### What the task asks
Identify the lines holding "Linnaeus" and copy them.

### Recorded information
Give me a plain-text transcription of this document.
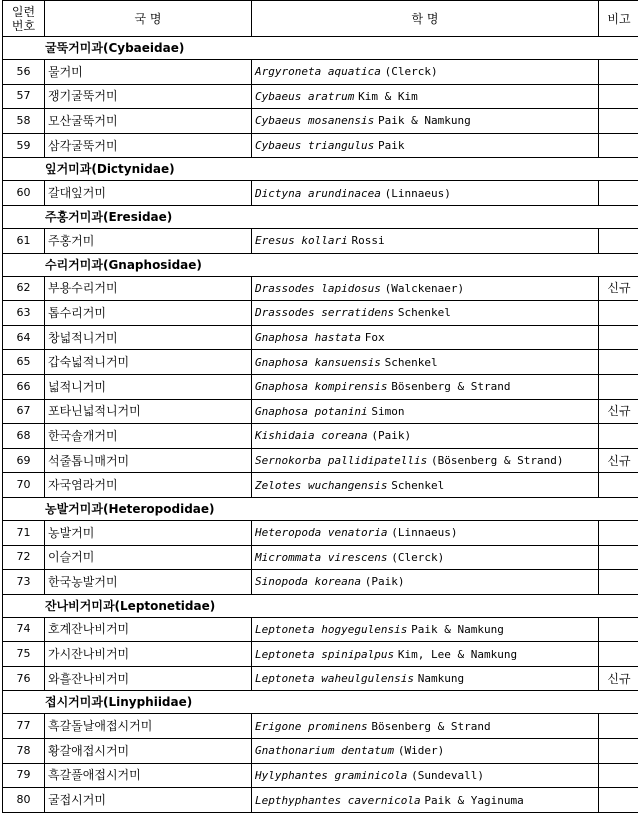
일련
번호	국 명	학 명	비고
굴뚝거미과(Cybaeidae)			
56	물거미	Argyroneta aquatica (Clerck)	
57	쟁기굴뚝거미	Cybaeus aratrum Kim & Kim	
58	모산굴뚝거미	Cybaeus mosanensis Paik & Namkung	
59	삼각굴뚝거미	Cybaeus triangulus Paik	
잎거미과(Dictynidae)			
60	갈대잎거미	Dictyna arundinacea (Linnaeus)	
주홍거미과(Eresidae)			
61	주홍거미	Eresus kollari Rossi	
수리거미과(Gnaphosidae)			
62	부용수리거미	Drassodes lapidosus (Walckenaer)	신규
63	톱수리거미	Drassodes serratidens Schenkel	
64	창넓적니거미	Gnaphosa hastata Fox	
65	갑숙넓적니거미	Gnaphosa kansuensis Schenkel	
66	넓적니거미	Gnaphosa kompirensis Bösenberg & Strand	
67	포타닌넓적니거미	Gnaphosa potanini Simon	신규
68	한국솔개거미	Kishidaia coreana (Paik)	
69	석줄톱니매거미	Sernokorba pallidipatellis (Bösenberg & Strand)	신규
70	자국염라거미	Zelotes wuchangensis Schenkel	
농발거미과(Heteropodidae)			
71	농발거미	Heteropoda venatoria (Linnaeus)	
72	이슬거미	Micrommata virescens (Clerck)	
73	한국농발거미	Sinopoda koreana (Paik)	
잔나비거미과(Leptonetidae)			
74	호계잔나비거미	Leptoneta hogyegulensis Paik & Namkung	
75	가시잔나비거미	Leptoneta spinipalpus Kim, Lee & Namkung	
76	와흘잔나비거미	Leptoneta waheulgulensis Namkung	신규
접시거미과(Linyphiidae)			
77	흑갈돌날애접시거미	Erigone prominens Bösenberg & Strand	
78	황갈애접시거미	Gnathonarium dentatum (Wider)	
79	흑갈풀애접시거미	Hylyphantes graminicola (Sundevall)	
80	굴접시거미	Lepthyphantes cavernicola Paik & Yaginuma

### Task response
60	갈대잎거미	Dictyna arundinacea (Linnaeus)	
71	농발거미	Heteropoda venatoria (Linnaeus)	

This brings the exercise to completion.